■ Stated problem: Work out how many lines include "noch" and answer with that number only.

###

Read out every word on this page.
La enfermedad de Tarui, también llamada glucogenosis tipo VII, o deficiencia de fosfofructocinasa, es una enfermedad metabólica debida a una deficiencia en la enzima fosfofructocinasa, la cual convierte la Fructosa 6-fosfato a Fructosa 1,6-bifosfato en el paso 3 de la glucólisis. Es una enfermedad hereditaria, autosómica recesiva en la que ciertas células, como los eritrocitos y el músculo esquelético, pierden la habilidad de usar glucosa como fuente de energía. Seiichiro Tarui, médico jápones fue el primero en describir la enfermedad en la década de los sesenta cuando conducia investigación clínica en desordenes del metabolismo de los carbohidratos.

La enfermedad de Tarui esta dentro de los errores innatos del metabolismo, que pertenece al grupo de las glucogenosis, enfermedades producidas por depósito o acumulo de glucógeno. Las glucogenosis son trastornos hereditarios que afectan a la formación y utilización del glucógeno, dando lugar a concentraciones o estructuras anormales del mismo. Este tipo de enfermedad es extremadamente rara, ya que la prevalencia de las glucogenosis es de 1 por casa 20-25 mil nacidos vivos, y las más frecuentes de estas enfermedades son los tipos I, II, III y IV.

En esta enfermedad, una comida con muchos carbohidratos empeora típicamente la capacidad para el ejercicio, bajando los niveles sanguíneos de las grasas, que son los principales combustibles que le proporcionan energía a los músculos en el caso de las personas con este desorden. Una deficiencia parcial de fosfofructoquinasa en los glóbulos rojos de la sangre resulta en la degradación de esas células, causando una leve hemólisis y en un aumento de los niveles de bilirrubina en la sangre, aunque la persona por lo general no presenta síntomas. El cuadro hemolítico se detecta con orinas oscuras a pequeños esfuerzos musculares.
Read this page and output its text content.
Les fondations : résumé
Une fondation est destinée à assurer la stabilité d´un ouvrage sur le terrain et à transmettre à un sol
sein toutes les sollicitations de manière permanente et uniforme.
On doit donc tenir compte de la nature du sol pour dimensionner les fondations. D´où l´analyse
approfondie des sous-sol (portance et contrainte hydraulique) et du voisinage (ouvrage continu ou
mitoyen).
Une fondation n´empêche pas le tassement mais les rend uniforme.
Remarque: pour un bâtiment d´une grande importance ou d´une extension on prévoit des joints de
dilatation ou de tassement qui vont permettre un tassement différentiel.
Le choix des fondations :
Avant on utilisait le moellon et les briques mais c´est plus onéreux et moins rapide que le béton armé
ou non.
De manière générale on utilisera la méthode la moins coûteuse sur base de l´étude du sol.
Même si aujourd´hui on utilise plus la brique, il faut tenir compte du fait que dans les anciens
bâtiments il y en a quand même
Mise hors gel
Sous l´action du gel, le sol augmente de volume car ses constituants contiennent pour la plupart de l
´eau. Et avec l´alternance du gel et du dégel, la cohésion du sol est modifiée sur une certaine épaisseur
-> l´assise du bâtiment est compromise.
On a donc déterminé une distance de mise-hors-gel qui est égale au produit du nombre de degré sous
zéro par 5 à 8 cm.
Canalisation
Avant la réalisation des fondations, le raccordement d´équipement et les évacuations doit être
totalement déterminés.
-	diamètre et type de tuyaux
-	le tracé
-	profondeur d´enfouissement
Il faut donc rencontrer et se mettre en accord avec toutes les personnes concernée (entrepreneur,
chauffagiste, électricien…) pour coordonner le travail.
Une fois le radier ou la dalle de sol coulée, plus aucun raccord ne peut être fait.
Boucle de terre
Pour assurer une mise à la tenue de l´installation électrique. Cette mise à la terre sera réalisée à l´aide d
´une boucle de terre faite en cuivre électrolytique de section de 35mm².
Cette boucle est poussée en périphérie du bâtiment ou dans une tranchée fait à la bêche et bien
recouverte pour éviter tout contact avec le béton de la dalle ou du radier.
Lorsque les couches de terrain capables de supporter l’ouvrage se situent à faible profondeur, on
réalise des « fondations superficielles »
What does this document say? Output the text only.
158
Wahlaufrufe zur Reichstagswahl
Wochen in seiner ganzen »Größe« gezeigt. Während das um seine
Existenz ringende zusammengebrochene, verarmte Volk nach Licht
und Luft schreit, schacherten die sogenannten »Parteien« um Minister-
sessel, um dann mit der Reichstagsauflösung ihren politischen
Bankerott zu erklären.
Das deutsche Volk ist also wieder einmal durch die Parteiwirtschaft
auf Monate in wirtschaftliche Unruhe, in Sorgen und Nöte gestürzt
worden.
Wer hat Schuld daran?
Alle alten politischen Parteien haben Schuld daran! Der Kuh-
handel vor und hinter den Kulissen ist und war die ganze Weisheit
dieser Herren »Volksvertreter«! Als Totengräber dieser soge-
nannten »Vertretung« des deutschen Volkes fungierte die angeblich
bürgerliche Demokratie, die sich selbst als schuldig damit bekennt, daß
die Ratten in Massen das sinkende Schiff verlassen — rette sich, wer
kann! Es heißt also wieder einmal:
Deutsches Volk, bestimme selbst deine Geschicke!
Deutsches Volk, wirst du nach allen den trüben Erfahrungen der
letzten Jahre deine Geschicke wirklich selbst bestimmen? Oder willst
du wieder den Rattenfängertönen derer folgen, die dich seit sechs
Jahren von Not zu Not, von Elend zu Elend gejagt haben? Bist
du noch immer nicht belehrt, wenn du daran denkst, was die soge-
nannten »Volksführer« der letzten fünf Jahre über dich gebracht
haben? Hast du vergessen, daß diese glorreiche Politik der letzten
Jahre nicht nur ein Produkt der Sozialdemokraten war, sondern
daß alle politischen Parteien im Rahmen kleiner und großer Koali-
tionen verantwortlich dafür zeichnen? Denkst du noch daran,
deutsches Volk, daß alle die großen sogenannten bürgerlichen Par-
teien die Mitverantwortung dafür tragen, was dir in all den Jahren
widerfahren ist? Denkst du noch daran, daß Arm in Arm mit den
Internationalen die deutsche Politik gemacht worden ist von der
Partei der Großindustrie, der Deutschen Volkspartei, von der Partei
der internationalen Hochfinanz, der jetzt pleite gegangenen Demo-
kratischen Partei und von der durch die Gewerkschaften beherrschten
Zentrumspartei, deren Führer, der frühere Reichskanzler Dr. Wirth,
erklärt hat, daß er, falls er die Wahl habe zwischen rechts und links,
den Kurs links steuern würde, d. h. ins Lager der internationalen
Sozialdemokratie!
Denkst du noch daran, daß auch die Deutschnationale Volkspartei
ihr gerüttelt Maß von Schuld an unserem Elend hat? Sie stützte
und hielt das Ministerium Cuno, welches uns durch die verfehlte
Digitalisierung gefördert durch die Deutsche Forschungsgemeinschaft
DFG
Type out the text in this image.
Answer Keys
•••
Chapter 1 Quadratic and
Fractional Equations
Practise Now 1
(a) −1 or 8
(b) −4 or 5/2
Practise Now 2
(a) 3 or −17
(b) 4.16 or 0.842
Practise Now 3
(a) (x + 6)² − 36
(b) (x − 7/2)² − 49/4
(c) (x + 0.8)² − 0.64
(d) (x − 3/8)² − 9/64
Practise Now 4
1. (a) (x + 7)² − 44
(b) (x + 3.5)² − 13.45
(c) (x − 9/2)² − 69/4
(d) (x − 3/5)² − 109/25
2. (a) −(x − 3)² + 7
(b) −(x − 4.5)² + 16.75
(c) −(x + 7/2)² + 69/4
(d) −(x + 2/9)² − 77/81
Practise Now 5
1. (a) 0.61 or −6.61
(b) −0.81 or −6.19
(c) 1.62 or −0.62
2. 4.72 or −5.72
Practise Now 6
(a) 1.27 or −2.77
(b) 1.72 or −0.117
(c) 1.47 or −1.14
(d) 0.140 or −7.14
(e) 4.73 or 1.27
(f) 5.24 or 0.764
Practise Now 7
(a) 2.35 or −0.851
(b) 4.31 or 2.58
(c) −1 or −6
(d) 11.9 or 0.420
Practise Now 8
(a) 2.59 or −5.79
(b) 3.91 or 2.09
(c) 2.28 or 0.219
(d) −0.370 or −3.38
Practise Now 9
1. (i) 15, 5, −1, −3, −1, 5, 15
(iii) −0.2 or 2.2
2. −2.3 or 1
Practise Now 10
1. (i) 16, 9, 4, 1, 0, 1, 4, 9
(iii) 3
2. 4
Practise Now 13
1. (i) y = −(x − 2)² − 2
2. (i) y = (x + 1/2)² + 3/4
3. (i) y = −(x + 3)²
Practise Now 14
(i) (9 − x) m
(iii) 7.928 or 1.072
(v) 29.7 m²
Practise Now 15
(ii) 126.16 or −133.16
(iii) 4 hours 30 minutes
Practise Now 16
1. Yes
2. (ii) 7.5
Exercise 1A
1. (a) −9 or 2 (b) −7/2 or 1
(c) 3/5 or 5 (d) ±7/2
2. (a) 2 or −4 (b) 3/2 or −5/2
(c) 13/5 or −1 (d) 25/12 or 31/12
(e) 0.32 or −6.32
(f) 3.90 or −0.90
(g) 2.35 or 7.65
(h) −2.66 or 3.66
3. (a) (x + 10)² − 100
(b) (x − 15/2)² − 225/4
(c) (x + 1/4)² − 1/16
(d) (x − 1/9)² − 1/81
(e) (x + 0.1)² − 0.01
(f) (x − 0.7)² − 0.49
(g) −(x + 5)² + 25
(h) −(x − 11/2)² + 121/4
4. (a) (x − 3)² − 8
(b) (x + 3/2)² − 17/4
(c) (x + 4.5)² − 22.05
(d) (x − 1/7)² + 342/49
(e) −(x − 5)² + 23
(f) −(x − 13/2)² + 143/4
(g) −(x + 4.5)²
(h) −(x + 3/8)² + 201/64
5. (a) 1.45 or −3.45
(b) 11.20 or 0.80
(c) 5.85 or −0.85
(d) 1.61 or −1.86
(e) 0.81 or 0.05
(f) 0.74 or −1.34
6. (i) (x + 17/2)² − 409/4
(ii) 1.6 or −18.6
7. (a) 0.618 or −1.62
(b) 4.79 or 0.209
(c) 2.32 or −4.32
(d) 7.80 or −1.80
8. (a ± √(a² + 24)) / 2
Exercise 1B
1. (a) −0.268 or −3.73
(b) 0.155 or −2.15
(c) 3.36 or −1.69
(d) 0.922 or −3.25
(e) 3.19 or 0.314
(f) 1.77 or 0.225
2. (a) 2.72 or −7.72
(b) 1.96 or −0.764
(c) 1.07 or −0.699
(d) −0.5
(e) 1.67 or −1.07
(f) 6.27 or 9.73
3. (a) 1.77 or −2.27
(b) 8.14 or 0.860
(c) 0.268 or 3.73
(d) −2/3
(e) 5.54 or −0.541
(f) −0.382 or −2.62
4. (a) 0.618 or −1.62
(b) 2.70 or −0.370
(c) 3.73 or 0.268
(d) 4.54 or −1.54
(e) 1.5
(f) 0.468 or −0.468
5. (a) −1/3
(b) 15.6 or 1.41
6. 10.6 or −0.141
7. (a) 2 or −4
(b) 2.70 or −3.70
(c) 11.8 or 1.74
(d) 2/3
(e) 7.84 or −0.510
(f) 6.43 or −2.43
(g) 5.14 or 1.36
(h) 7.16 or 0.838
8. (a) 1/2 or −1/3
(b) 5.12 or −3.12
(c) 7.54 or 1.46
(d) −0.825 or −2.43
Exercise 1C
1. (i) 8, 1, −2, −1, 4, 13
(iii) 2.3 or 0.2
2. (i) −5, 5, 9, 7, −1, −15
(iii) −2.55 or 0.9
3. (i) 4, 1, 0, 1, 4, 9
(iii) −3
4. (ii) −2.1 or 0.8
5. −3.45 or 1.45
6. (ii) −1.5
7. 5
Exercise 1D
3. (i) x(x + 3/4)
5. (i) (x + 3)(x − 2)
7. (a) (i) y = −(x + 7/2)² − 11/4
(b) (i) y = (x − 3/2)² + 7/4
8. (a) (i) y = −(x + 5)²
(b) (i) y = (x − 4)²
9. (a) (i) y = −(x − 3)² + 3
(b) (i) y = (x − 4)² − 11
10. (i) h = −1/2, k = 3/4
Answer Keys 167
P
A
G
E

###

■ Solution for this task: 4